SET PROBLEM – Retype all the records with nothing changed.

━━━ STORED ROWS ━━━

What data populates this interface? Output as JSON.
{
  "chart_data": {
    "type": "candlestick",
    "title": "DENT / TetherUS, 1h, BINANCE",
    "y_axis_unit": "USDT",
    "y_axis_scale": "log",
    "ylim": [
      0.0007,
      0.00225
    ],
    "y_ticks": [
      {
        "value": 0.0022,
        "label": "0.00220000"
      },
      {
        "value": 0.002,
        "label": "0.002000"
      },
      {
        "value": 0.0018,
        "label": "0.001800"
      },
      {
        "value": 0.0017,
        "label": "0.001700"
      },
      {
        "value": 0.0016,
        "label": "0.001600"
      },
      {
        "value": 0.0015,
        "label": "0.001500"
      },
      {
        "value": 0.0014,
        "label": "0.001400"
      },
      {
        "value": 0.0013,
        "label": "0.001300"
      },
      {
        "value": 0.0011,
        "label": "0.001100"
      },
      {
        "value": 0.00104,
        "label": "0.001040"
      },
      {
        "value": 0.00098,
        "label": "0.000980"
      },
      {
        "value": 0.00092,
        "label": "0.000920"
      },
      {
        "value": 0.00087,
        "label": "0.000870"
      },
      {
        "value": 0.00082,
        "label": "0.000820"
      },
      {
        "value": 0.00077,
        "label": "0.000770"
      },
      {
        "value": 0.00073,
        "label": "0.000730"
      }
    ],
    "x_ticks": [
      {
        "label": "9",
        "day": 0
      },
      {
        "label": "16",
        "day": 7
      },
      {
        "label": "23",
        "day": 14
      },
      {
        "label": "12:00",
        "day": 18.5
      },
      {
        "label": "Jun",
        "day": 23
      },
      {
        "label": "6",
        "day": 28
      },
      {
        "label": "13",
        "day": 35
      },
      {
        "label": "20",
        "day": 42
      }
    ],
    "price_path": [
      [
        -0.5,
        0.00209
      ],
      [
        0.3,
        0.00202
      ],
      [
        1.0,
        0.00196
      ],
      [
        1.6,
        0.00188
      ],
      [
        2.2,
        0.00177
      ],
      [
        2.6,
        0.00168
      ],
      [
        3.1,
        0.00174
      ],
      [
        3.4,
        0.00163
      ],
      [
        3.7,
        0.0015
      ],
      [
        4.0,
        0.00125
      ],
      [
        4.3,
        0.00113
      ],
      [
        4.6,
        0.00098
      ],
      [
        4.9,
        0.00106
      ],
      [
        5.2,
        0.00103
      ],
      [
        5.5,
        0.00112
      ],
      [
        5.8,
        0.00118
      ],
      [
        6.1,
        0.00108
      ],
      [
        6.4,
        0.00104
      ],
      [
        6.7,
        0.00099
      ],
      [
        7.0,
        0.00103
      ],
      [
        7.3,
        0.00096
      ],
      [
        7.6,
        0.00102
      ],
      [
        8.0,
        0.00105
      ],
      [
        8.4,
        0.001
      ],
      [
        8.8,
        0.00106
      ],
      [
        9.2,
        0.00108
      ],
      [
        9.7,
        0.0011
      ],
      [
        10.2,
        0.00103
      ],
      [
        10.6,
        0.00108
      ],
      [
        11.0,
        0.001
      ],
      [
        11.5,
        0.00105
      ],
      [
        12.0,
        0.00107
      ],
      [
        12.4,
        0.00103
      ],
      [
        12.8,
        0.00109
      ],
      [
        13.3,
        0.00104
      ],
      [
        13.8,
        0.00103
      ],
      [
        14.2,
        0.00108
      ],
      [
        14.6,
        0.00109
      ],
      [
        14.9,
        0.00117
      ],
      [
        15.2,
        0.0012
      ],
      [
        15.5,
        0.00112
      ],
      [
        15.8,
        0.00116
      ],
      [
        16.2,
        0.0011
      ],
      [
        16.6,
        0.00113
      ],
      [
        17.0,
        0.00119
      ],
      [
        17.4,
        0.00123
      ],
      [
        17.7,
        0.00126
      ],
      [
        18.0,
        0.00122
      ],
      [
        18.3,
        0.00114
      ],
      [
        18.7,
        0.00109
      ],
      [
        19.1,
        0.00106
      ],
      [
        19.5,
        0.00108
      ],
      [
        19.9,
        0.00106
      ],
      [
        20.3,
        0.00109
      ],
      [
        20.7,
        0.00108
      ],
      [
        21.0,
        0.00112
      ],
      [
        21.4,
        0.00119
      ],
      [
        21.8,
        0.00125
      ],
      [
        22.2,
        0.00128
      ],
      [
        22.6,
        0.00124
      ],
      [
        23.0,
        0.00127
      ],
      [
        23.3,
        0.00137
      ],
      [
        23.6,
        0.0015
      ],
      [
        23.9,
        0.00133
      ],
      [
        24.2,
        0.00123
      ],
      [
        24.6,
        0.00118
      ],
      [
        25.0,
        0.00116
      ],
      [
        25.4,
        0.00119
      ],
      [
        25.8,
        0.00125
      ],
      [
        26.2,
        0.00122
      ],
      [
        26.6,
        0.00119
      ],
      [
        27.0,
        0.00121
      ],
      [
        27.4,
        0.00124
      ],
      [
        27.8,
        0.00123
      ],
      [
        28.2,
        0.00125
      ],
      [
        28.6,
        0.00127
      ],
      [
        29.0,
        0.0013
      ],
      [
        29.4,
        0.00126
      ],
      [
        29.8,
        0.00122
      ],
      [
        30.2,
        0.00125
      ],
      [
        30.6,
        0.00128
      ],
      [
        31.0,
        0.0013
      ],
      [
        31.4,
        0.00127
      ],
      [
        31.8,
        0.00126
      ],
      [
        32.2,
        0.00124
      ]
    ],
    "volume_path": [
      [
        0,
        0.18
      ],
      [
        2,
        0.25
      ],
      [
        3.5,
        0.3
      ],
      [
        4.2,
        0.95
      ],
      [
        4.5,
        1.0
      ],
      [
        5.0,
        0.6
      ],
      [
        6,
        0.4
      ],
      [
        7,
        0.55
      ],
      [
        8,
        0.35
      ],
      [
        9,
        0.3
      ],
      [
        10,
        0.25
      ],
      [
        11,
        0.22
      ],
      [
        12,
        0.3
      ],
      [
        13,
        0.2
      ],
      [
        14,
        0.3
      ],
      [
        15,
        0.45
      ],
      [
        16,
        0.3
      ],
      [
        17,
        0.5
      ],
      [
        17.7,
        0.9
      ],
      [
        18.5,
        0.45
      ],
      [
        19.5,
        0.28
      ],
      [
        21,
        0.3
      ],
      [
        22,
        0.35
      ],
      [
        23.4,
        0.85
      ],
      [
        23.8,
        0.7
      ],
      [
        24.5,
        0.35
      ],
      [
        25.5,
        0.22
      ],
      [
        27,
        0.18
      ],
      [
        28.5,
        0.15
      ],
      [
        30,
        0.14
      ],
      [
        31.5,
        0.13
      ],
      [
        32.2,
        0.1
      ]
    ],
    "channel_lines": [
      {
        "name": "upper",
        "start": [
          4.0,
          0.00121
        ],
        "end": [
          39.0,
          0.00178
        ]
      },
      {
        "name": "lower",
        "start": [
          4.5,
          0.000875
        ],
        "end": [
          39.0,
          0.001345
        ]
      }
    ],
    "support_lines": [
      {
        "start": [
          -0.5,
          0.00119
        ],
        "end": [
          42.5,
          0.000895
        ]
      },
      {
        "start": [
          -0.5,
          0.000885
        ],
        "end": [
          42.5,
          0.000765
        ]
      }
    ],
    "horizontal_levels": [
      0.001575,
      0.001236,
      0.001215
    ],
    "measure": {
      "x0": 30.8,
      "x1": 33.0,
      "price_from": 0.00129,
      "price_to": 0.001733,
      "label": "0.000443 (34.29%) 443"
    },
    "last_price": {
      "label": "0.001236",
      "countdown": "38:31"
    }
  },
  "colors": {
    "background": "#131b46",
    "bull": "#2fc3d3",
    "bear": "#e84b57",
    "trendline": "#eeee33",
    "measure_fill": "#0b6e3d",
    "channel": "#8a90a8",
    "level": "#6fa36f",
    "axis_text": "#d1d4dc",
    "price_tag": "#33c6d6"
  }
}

━━━

ANSWER FOR THIS EXERCISE –
What data populates this interface? Output as JSON.
{
  "chart_data": {
    "type": "candlestick",
    "title": "DENT / TetherUS, 1h, BINANCE",
    "y_axis_unit": "USDT",
    "y_axis_scale": "log",
    "ylim": [
      0.0007,
      0.00225
    ],
    "y_ticks": [
      {
        "value": 0.0022,
        "label": "0.00220000"
      },
      {
        "value": 0.002,
        "label": "0.002000"
      },
      {
        "value": 0.0018,
        "label": "0.001800"
      },
      {
        "value": 0.0017,
        "label": "0.001700"
      },
      {
        "value": 0.0016,
        "label": "0.001600"
      },
      {
        "value": 0.0015,
        "label": "0.001500"
      },
      {
        "value": 0.0014,
        "label": "0.001400"
      },
      {
        "value": 0.0013,
        "label": "0.001300"
      },
      {
        "value": 0.0011,
        "label": "0.001100"
      },
      {
        "value": 0.00104,
        "label": "0.001040"
      },
      {
        "value": 0.00098,
        "label": "0.000980"
      },
      {
        "value": 0.00092,
        "label": "0.000920"
      },
      {
        "value": 0.00087,
        "label": "0.000870"
      },
      {
        "value": 0.00082,
        "label": "0.000820"
      },
      {
        "value": 0.00077,
        "label": "0.000770"
      },
      {
        "value": 0.00073,
        "label": "0.000730"
      }
    ],
    "x_ticks": [
      {
        "label": "9",
        "day": 0
      },
      {
        "label": "16",
        "day": 7
      },
      {
        "label": "23",
        "day": 14
      },
      {
        "label": "12:00",
        "day": 18.5
      },
      {
        "label": "Jun",
        "day": 23
      },
      {
        "label": "6",
        "day": 28
      },
      {
        "label": "13",
        "day": 35
      },
      {
        "label": "20",
        "day": 42
      }
    ],
    "price_path": [
      [
        -0.5,
        0.00209
      ],
      [
        0.3,
        0.00202
      ],
      [
        1.0,
        0.00196
      ],
      [
        1.6,
        0.00188
      ],
      [
        2.2,
        0.00177
      ],
      [
        2.6,
        0.00168
      ],
      [
        3.1,
        0.00174
      ],
      [
        3.4,
        0.00163
      ],
      [
        3.7,
        0.0015
      ],
      [
        4.0,
        0.00125
      ],
      [
        4.3,
        0.00113
      ],
      [
        4.6,
        0.00098
      ],
      [
        4.9,
        0.00106
      ],
      [
        5.2,
        0.00103
      ],
      [
        5.5,
        0.00112
      ],
      [
        5.8,
        0.00118
      ],
      [
        6.1,
        0.00108
      ],
      [
        6.4,
        0.00104
      ],
      [
        6.7,
        0.00099
      ],
      [
        7.0,
        0.00103
      ],
      [
        7.3,
        0.00096
      ],
      [
        7.6,
        0.00102
      ],
      [
        8.0,
        0.00105
      ],
      [
        8.4,
        0.001
      ],
      [
        8.8,
        0.00106
      ],
      [
        9.2,
        0.00108
      ],
      [
        9.7,
        0.0011
      ],
      [
        10.2,
        0.00103
      ],
      [
        10.6,
        0.00108
      ],
      [
        11.0,
        0.001
      ],
      [
        11.5,
        0.00105
      ],
      [
        12.0,
        0.00107
      ],
      [
        12.4,
        0.00103
      ],
      [
        12.8,
        0.00109
      ],
      [
        13.3,
        0.00104
      ],
      [
        13.8,
        0.00103
      ],
      [
        14.2,
        0.00108
      ],
      [
        14.6,
        0.00109
      ],
      [
        14.9,
        0.00117
      ],
      [
        15.2,
        0.0012
      ],
      [
        15.5,
        0.00112
      ],
      [
        15.8,
        0.00116
      ],
      [
        16.2,
        0.0011
      ],
      [
        16.6,
        0.00113
      ],
      [
        17.0,
        0.00119
      ],
      [
        17.4,
        0.00123
      ],
      [
        17.7,
        0.00126
      ],
      [
        18.0,
        0.00122
      ],
      [
        18.3,
        0.00114
      ],
      [
        18.7,
        0.00109
      ],
      [
        19.1,
        0.00106
      ],
      [
        19.5,
        0.00108
      ],
      [
        19.9,
        0.00106
      ],
      [
        20.3,
        0.00109
      ],
      [
        20.7,
        0.00108
      ],
      [
        21.0,
        0.00112
      ],
      [
        21.4,
        0.00119
      ],
      [
        21.8,
        0.00125
      ],
      [
        22.2,
        0.00128
      ],
      [
        22.6,
        0.00124
      ],
      [
        23.0,
        0.00127
      ],
      [
        23.3,
        0.00137
      ],
      [
        23.6,
        0.0015
      ],
      [
        23.9,
        0.00133
      ],
      [
        24.2,
        0.00123
      ],
      [
        24.6,
        0.00118
      ],
      [
        25.0,
        0.00116
      ],
      [
        25.4,
        0.00119
      ],
      [
        25.8,
        0.00125
      ],
      [
        26.2,
        0.00122
      ],
      [
        26.6,
        0.00119
      ],
      [
        27.0,
        0.00121
      ],
      [
        27.4,
        0.00124
      ],
      [
        27.8,
        0.00123
      ],
      [
        28.2,
        0.00125
      ],
      [
        28.6,
        0.00127
      ],
      [
        29.0,
        0.0013
      ],
      [
        29.4,
        0.00126
      ],
      [
        29.8,
        0.00122
      ],
      [
        30.2,
        0.00125
      ],
      [
        30.6,
        0.00128
      ],
      [
        31.0,
        0.0013
      ],
      [
        31.4,
        0.00127
      ],
      [
        31.8,
        0.00126
      ],
      [
        32.2,
        0.00124
      ]
    ],
    "volume_path": [
      [
        0,
        0.18
      ],
      [
        2,
        0.25
      ],
      [
        3.5,
        0.3
      ],
      [
        4.2,
        0.95
      ],
      [
        4.5,
        1.0
      ],
      [
        5.0,
        0.6
      ],
      [
        6,
        0.4
      ],
      [
        7,
        0.55
      ],
      [
        8,
        0.35
      ],
      [
        9,
        0.3
      ],
      [
        10,
        0.25
      ],
      [
        11,
        0.22
      ],
      [
        12,
        0.3
      ],
      [
        13,
        0.2
      ],
      [
        14,
        0.3
      ],
      [
        15,
        0.45
      ],
      [
        16,
        0.3
      ],
      [
        17,
        0.5
      ],
      [
        17.7,
        0.9
      ],
      [
        18.5,
        0.45
      ],
      [
        19.5,
        0.28
      ],
      [
        21,
        0.3
      ],
      [
        22,
        0.35
      ],
      [
        23.4,
        0.85
      ],
      [
        23.8,
        0.7
      ],
      [
        24.5,
        0.35
      ],
      [
        25.5,
        0.22
      ],
      [
        27,
        0.18
      ],
      [
        28.5,
        0.15
      ],
      [
        30,
        0.14
      ],
      [
        31.5,
        0.13
      ],
      [
        32.2,
        0.1
      ]
    ],
    "channel_lines": [
      {
        "name": "upper",
        "start": [
          4.0,
          0.00121
        ],
        "end": [
          39.0,
          0.00178
        ]
      },
      {
        "name": "lower",
        "start": [
          4.5,
          0.000875
        ],
        "end": [
          39.0,
          0.001345
        ]
      }
    ],
    "support_lines": [
      {
        "start": [
          -0.5,
          0.00119
        ],
        "end": [
          42.5,
          0.000895
        ]
      },
      {
        "start": [
          -0.5,
          0.000885
        ],
        "end": [
          42.5,
          0.000765
        ]
      }
    ],
    "horizontal_levels": [
      0.001575,
      0.001236,
      0.001215
    ],
    "measure": {
      "x0": 30.8,
      "x1": 33.0,
      "price_from": 0.00129,
      "price_to": 0.001733,
      "label": "0.000443 (34.29%) 443"
    },
    "last_price": {
      "label": "0.001236",
      "countdown": "38:31"
    }
  },
  "colors": {
    "background": "#131b46",
    "bull": "#2fc3d3",
    "bear": "#e84b57",
    "trendline": "#eeee33",
    "measure_fill": "#0b6e3d",
    "channel": "#8a90a8",
    "level": "#6fa36f",
    "axis_text": "#d1d4dc",
    "price_tag": "#33c6d6"
  }
}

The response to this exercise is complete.